# START OF The data
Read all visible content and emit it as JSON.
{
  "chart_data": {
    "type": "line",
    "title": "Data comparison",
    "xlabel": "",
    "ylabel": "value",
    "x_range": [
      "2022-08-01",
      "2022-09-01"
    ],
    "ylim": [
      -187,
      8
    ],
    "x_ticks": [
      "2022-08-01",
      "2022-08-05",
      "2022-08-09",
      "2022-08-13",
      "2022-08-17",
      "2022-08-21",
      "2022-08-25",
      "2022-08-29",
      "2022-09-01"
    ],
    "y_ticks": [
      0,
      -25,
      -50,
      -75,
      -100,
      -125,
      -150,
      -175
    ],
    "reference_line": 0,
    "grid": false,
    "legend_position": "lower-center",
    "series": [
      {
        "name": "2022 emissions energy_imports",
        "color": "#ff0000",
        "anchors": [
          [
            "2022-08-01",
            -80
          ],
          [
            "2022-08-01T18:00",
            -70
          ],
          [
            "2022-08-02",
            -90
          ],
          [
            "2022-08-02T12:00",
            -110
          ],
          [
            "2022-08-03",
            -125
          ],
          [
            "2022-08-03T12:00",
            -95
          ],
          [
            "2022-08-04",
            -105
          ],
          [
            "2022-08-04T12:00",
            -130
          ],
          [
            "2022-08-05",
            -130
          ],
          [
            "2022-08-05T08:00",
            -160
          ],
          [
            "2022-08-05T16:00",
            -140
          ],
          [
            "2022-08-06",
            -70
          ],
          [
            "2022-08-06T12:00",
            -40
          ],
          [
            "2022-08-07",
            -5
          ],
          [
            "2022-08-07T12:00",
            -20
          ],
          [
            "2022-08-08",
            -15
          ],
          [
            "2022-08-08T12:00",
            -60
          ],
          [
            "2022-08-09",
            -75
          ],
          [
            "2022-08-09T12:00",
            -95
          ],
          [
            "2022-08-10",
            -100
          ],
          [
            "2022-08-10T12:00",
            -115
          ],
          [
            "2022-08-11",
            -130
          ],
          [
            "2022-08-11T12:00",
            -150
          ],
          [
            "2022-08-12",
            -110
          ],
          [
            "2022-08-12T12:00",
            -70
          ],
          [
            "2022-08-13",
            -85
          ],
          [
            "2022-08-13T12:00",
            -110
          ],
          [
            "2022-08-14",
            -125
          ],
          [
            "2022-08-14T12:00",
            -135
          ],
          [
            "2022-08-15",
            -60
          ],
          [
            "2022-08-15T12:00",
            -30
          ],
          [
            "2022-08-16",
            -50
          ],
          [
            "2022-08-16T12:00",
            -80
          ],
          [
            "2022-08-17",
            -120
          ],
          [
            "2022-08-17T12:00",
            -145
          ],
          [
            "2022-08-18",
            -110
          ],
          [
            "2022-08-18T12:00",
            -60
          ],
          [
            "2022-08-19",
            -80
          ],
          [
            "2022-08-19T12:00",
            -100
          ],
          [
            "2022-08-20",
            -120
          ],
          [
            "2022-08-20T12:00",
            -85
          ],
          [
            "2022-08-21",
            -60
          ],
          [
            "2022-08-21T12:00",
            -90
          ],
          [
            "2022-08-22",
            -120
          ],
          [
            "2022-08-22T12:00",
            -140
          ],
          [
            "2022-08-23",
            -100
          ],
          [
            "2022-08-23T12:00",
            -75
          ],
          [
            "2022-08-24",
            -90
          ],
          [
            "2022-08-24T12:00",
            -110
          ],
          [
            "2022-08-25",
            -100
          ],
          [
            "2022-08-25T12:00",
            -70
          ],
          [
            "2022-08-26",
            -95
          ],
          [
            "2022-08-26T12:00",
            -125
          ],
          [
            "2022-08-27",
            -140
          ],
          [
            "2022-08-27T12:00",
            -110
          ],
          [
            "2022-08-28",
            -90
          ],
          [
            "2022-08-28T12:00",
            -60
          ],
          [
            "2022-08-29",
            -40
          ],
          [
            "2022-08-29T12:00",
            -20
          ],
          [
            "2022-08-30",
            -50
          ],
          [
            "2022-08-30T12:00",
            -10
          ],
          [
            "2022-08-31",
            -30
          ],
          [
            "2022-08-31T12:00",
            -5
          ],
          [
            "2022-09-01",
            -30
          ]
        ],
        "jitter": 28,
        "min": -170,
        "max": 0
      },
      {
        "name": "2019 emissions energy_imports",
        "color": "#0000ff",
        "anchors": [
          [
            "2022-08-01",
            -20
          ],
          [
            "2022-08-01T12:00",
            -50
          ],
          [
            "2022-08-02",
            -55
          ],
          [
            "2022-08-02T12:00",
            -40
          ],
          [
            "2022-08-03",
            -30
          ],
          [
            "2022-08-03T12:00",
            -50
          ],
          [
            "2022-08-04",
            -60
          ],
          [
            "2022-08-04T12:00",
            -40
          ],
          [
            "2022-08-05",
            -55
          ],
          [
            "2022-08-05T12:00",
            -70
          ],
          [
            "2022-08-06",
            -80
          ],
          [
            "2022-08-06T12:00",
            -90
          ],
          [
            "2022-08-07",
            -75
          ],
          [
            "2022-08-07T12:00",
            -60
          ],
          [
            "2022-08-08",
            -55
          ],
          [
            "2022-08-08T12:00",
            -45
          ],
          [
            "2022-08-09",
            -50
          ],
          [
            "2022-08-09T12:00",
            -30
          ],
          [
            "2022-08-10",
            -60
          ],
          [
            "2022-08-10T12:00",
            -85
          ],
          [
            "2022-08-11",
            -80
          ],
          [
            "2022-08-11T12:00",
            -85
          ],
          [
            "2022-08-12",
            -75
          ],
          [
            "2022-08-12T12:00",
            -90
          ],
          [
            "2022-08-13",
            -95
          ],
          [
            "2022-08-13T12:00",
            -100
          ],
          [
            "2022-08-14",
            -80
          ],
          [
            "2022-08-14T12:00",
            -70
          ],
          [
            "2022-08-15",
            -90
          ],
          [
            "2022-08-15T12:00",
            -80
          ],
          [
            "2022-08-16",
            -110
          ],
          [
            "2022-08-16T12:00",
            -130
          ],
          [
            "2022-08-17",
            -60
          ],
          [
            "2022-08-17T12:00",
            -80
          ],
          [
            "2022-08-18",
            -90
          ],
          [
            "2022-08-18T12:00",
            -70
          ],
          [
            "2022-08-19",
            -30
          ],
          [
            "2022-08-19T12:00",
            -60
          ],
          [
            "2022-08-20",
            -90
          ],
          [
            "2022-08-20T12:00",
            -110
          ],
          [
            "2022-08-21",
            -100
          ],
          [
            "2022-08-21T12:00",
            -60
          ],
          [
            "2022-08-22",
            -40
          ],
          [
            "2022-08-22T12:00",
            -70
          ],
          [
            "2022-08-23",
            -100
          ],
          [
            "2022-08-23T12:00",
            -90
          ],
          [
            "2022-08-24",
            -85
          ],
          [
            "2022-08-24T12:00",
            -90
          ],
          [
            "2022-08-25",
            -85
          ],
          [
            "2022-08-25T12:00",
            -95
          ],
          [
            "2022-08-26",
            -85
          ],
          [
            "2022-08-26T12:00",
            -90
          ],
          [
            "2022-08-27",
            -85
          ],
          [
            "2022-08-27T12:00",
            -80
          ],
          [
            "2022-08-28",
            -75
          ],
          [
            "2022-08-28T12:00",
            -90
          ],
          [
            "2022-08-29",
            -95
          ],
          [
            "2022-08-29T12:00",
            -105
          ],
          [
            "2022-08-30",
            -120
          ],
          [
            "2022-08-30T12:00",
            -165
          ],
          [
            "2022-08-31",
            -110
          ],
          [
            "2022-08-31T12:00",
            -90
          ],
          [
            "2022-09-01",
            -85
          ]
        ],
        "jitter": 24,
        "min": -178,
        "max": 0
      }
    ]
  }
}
# END OF The data
▶ [Problem to solve] Transcribe the data. Leave every line exactly as it is.

▶ [Answer to the task]
Read all visible content and emit it as JSON.
{
  "chart_data": {
    "type": "line",
    "title": "Data comparison",
    "xlabel": "",
    "ylabel": "value",
    "x_range": [
      "2022-08-01",
      "2022-09-01"
    ],
    "ylim": [
      -187,
      8
    ],
    "x_ticks": [
      "2022-08-01",
      "2022-08-05",
      "2022-08-09",
      "2022-08-13",
      "2022-08-17",
      "2022-08-21",
      "2022-08-25",
      "2022-08-29",
      "2022-09-01"
    ],
    "y_ticks": [
      0,
      -25,
      -50,
      -75,
      -100,
      -125,
      -150,
      -175
    ],
    "reference_line": 0,
    "grid": false,
    "legend_position": "lower-center",
    "series": [
      {
        "name": "2022 emissions energy_imports",
        "color": "#ff0000",
        "anchors": [
          [
            "2022-08-01",
            -80
          ],
          [
            "2022-08-01T18:00",
            -70
          ],
          [
            "2022-08-02",
            -90
          ],
          [
            "2022-08-02T12:00",
            -110
          ],
          [
            "2022-08-03",
            -125
          ],
          [
            "2022-08-03T12:00",
            -95
          ],
          [
            "2022-08-04",
            -105
          ],
          [
            "2022-08-04T12:00",
            -130
          ],
          [
            "2022-08-05",
            -130
          ],
          [
            "2022-08-05T08:00",
            -160
          ],
          [
            "2022-08-05T16:00",
            -140
          ],
          [
            "2022-08-06",
            -70
          ],
          [
            "2022-08-06T12:00",
            -40
          ],
          [
            "2022-08-07",
            -5
          ],
          [
            "2022-08-07T12:00",
            -20
          ],
          [
            "2022-08-08",
            -15
          ],
          [
            "2022-08-08T12:00",
            -60
          ],
          [
            "2022-08-09",
            -75
          ],
          [
            "2022-08-09T12:00",
            -95
          ],
          [
            "2022-08-10",
            -100
          ],
          [
            "2022-08-10T12:00",
            -115
          ],
          [
            "2022-08-11",
            -130
          ],
          [
            "2022-08-11T12:00",
            -150
          ],
          [
            "2022-08-12",
            -110
          ],
          [
            "2022-08-12T12:00",
            -70
          ],
          [
            "2022-08-13",
            -85
          ],
          [
            "2022-08-13T12:00",
            -110
          ],
          [
            "2022-08-14",
            -125
          ],
          [
            "2022-08-14T12:00",
            -135
          ],
          [
            "2022-08-15",
            -60
          ],
          [
            "2022-08-15T12:00",
            -30
          ],
          [
            "2022-08-16",
            -50
          ],
          [
            "2022-08-16T12:00",
            -80
          ],
          [
            "2022-08-17",
            -120
          ],
          [
            "2022-08-17T12:00",
            -145
          ],
          [
            "2022-08-18",
            -110
          ],
          [
            "2022-08-18T12:00",
            -60
          ],
          [
            "2022-08-19",
            -80
          ],
          [
            "2022-08-19T12:00",
            -100
          ],
          [
            "2022-08-20",
            -120
          ],
          [
            "2022-08-20T12:00",
            -85
          ],
          [
            "2022-08-21",
            -60
          ],
          [
            "2022-08-21T12:00",
            -90
          ],
          [
            "2022-08-22",
            -120
          ],
          [
            "2022-08-22T12:00",
            -140
          ],
          [
            "2022-08-23",
            -100
          ],
          [
            "2022-08-23T12:00",
            -75
          ],
          [
            "2022-08-24",
            -90
          ],
          [
            "2022-08-24T12:00",
            -110
          ],
          [
            "2022-08-25",
            -100
          ],
          [
            "2022-08-25T12:00",
            -70
          ],
          [
            "2022-08-26",
            -95
          ],
          [
            "2022-08-26T12:00",
            -125
          ],
          [
            "2022-08-27",
            -140
          ],
          [
            "2022-08-27T12:00",
            -110
          ],
          [
            "2022-08-28",
            -90
          ],
          [
            "2022-08-28T12:00",
            -60
          ],
          [
            "2022-08-29",
            -40
          ],
          [
            "2022-08-29T12:00",
            -20
          ],
          [
            "2022-08-30",
            -50
          ],
          [
            "2022-08-30T12:00",
            -10
          ],
          [
            "2022-08-31",
            -30
          ],
          [
            "2022-08-31T12:00",
            -5
          ],
          [
            "2022-09-01",
            -30
          ]
        ],
        "jitter": 28,
        "min": -170,
        "max": 0
      },
      {
        "name": "2019 emissions energy_imports",
        "color": "#0000ff",
        "anchors": [
          [
            "2022-08-01",
            -20
          ],
          [
            "2022-08-01T12:00",
            -50
          ],
          [
            "2022-08-02",
            -55
          ],
          [
            "2022-08-02T12:00",
            -40
          ],
          [
            "2022-08-03",
            -30
          ],
          [
            "2022-08-03T12:00",
            -50
          ],
          [
            "2022-08-04",
            -60
          ],
          [
            "2022-08-04T12:00",
            -40
          ],
          [
            "2022-08-05",
            -55
          ],
          [
            "2022-08-05T12:00",
            -70
          ],
          [
            "2022-08-06",
            -80
          ],
          [
            "2022-08-06T12:00",
            -90
          ],
          [
            "2022-08-07",
            -75
          ],
          [
            "2022-08-07T12:00",
            -60
          ],
          [
            "2022-08-08",
            -55
          ],
          [
            "2022-08-08T12:00",
            -45
          ],
          [
            "2022-08-09",
            -50
          ],
          [
            "2022-08-09T12:00",
            -30
          ],
          [
            "2022-08-10",
            -60
          ],
          [
            "2022-08-10T12:00",
            -85
          ],
          [
            "2022-08-11",
            -80
          ],
          [
            "2022-08-11T12:00",
            -85
          ],
          [
            "2022-08-12",
            -75
          ],
          [
            "2022-08-12T12:00",
            -90
          ],
          [
            "2022-08-13",
            -95
          ],
          [
            "2022-08-13T12:00",
            -100
          ],
          [
            "2022-08-14",
            -80
          ],
          [
            "2022-08-14T12:00",
            -70
          ],
          [
            "2022-08-15",
            -90
          ],
          [
            "2022-08-15T12:00",
            -80
          ],
          [
            "2022-08-16",
            -110
          ],
          [
            "2022-08-16T12:00",
            -130
          ],
          [
            "2022-08-17",
            -60
          ],
          [
            "2022-08-17T12:00",
            -80
          ],
          [
            "2022-08-18",
            -90
          ],
          [
            "2022-08-18T12:00",
            -70
          ],
          [
            "2022-08-19",
            -30
          ],
          [
            "2022-08-19T12:00",
            -60
          ],
          [
            "2022-08-20",
            -90
          ],
          [
            "2022-08-20T12:00",
            -110
          ],
          [
            "2022-08-21",
            -100
          ],
          [
            "2022-08-21T12:00",
            -60
          ],
          [
            "2022-08-22",
            -40
          ],
          [
            "2022-08-22T12:00",
            -70
          ],
          [
            "2022-08-23",
            -100
          ],
          [
            "2022-08-23T12:00",
            -90
          ],
          [
            "2022-08-24",
            -85
          ],
          [
            "2022-08-24T12:00",
            -90
          ],
          [
            "2022-08-25",
            -85
          ],
          [
            "2022-08-25T12:00",
            -95
          ],
          [
            "2022-08-26",
            -85
          ],
          [
            "2022-08-26T12:00",
            -90
          ],
          [
            "2022-08-27",
            -85
          ],
          [
            "2022-08-27T12:00",
            -80
          ],
          [
            "2022-08-28",
            -75
          ],
          [
            "2022-08-28T12:00",
            -90
          ],
          [
            "2022-08-29",
            -95
          ],
          [
            "2022-08-29T12:00",
            -105
          ],
          [
            "2022-08-30",
            -120
          ],
          [
            "2022-08-30T12:00",
            -165
          ],
          [
            "2022-08-31",
            -110
          ],
          [
            "2022-08-31T12:00",
            -90
          ],
          [
            "2022-09-01",
            -85
          ]
        ],
        "jitter": 24,
        "min": -178,
        "max": 0
      }
    ]
  }
}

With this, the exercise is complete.